> **TASK TO CARRY OUT**
Which lines include the word "Austin"? Copy each of them.
═══ GIVEN DATA ═══
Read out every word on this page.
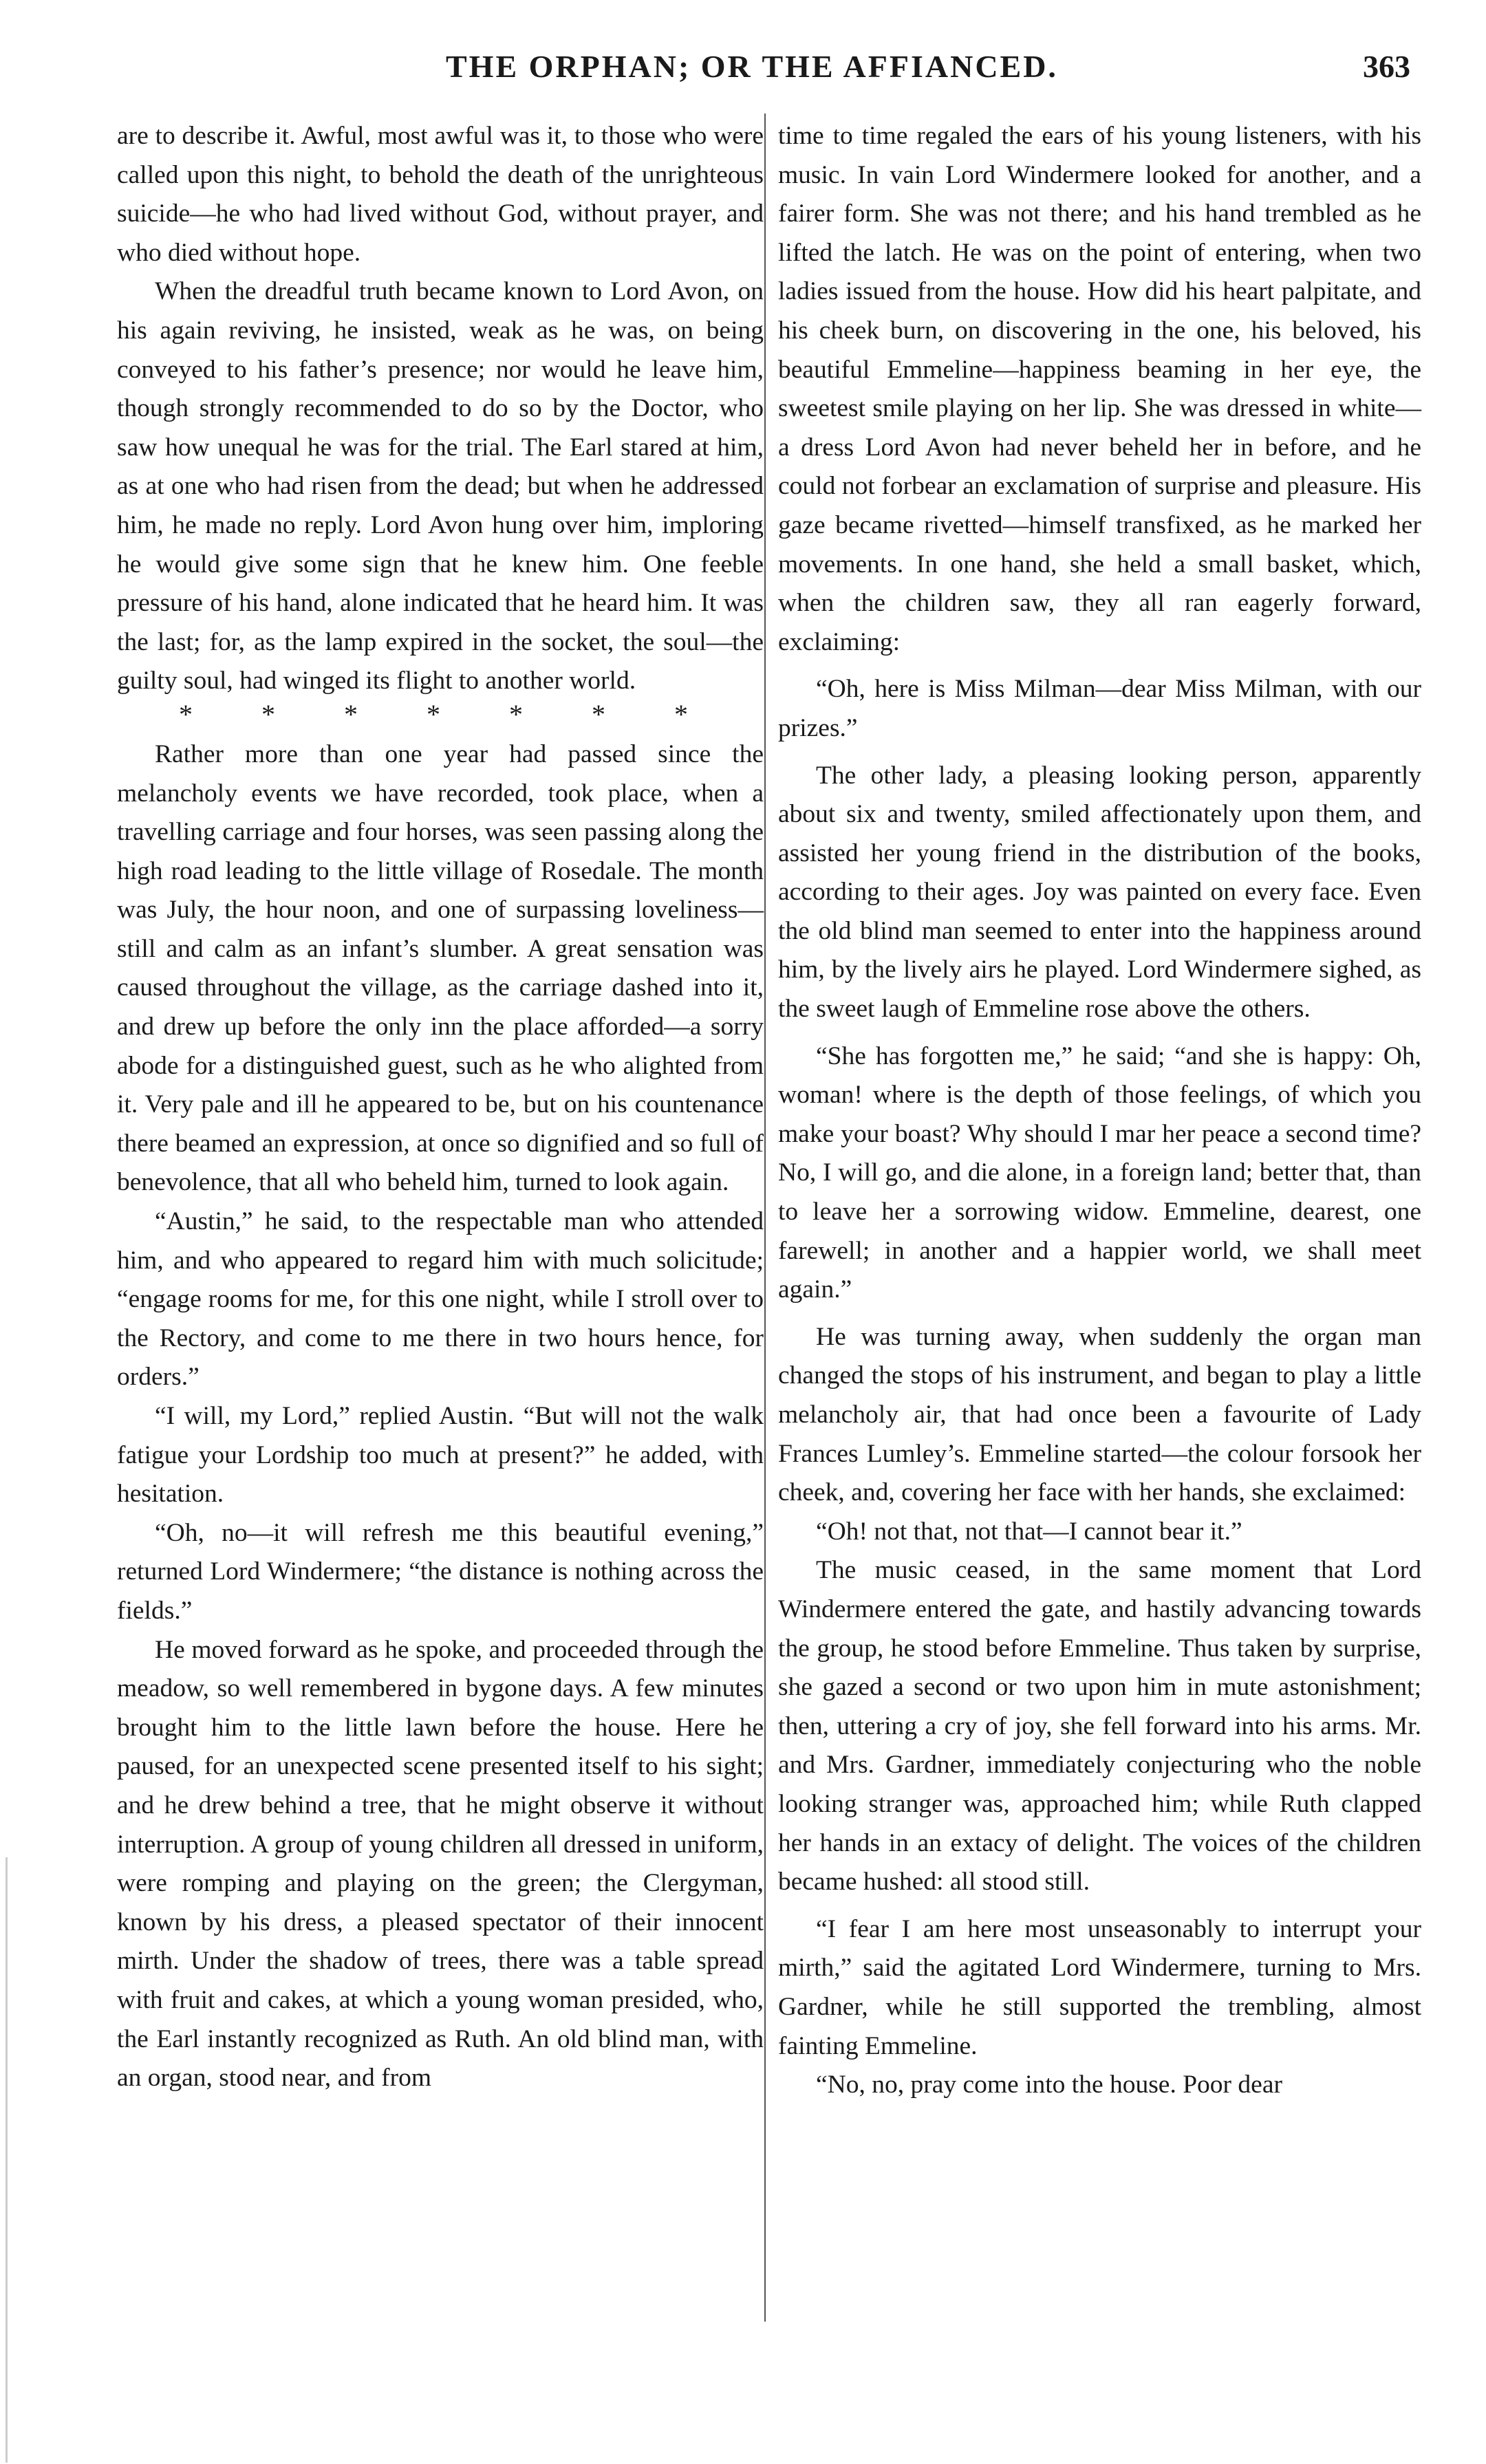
THE ORPHAN; OR THE AFFIANCED.	363

are to describe it. Awful, most awful was it, to those who were called upon this night, to behold the death of the unrighteous suicide—he who had lived without God, without prayer, and who died without hope.

When the dreadful truth became known to Lord Avon, on his again reviving, he insisted, weak as he was, on being conveyed to his father’s presence; nor would he leave him, though strongly recommended to do so by the Doctor, who saw how unequal he was for the trial. The Earl stared at him, as at one who had risen from the dead; but when he addressed him, he made no reply. Lord Avon hung over him, imploring he would give some sign that he knew him. One feeble pressure of his hand, alone indicated that he heard him. It was the last; for, as the lamp expired in the socket, the soul—the guilty soul, had winged its flight to another world.

*	*	*	*	*	*	*

Rather more than one year had passed since the melancholy events we have recorded, took place, when a travelling carriage and four horses, was seen passing along the high road leading to the little village of Rosedale. The month was July, the hour noon, and one of surpassing loveliness—still and calm as an infant’s slumber. A great sensation was caused throughout the village, as the carriage dashed into it, and drew up before the only inn the place afforded—a sorry abode for a distinguished guest, such as he who alighted from it. Very pale and ill he appeared to be, but on his countenance there beamed an expression, at once so dignified and so full of benevolence, that all who beheld him, turned to look again.

“Austin,” he said, to the respectable man who attended him, and who appeared to regard him with much solicitude; “engage rooms for me, for this one night, while I stroll over to the Rectory, and come to me there in two hours hence, for orders.”

“I will, my Lord,” replied Austin. “But will not the walk fatigue your Lordship too much at present?” he added, with hesitation.

“Oh, no—it will refresh me this beautiful evening,” returned Lord Windermere; “the distance is nothing across the fields.”

He moved forward as he spoke, and proceeded through the meadow, so well remembered in bygone days. A few minutes brought him to the little lawn before the house. Here he paused, for an unexpected scene presented itself to his sight; and he drew behind a tree, that he might observe it without interruption. A group of young children all dressed in uniform, were romping and playing on the green; the Clergyman, known by his dress, a pleased spectator of their innocent mirth. Under the shadow of trees, there was a table spread with fruit and cakes, at which a young woman presided, who, the Earl instantly recognized as Ruth. An old blind man, with an organ, stood near, and from

time to time regaled the ears of his young listeners, with his music. In vain Lord Windermere looked for another, and a fairer form. She was not there; and his hand trembled as he lifted the latch. He was on the point of entering, when two ladies issued from the house. How did his heart palpitate, and his cheek burn, on discovering in the one, his beloved, his beautiful Emmeline—happiness beaming in her eye, the sweetest smile playing on her lip. She was dressed in white—a dress Lord Avon had never beheld her in before, and he could not forbear an exclamation of surprise and pleasure. His gaze became rivetted—himself transfixed, as he marked her movements. In one hand, she held a small basket, which, when the children saw, they all ran eagerly forward, exclaiming:

“Oh, here is Miss Milman—dear Miss Milman, with our prizes.”

The other lady, a pleasing looking person, apparently about six and twenty, smiled affectionately upon them, and assisted her young friend in the distribution of the books, according to their ages. Joy was painted on every face. Even the old blind man seemed to enter into the happiness around him, by the lively airs he played. Lord Windermere sighed, as the sweet laugh of Emmeline rose above the others.

“She has forgotten me,” he said; “and she is happy: Oh, woman! where is the depth of those feelings, of which you make your boast? Why should I mar her peace a second time? No, I will go, and die alone, in a foreign land; better that, than to leave her a sorrowing widow. Emmeline, dearest, one farewell; in another and a happier world, we shall meet again.”

He was turning away, when suddenly the organ man changed the stops of his instrument, and began to play a little melancholy air, that had once been a favourite of Lady Frances Lumley’s. Emmeline started—the colour forsook her cheek, and, covering her face with her hands, she exclaimed:

“Oh! not that, not that—I cannot bear it.”

The music ceased, in the same moment that Lord Windermere entered the gate, and hastily advancing towards the group, he stood before Emmeline. Thus taken by surprise, she gazed a second or two upon him in mute astonishment; then, uttering a cry of joy, she fell forward into his arms. Mr. and Mrs. Gardner, immediately conjecturing who the noble looking stranger was, approached him; while Ruth clapped her hands in an extacy of delight. The voices of the children became hushed: all stood still.

“I fear I am here most unseasonably to interrupt your mirth,” said the agitated Lord Windermere, turning to Mrs. Gardner, while he still supported the trembling, almost fainting Emmeline.

“No, no, pray come into the house. Poor dear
═══
> **TASK RESULT**
“Austin,” he said, to the respectable man who attended him, and who appeared to regard him with much solicitude; “engage rooms for me, for this one night, while I stroll over to the Rectory, and come to me there in two hours hence, for orders.”
“I will, my Lord,” replied Austin. “But will not the walk fatigue your Lordship too much at present?” he added, with hesitation.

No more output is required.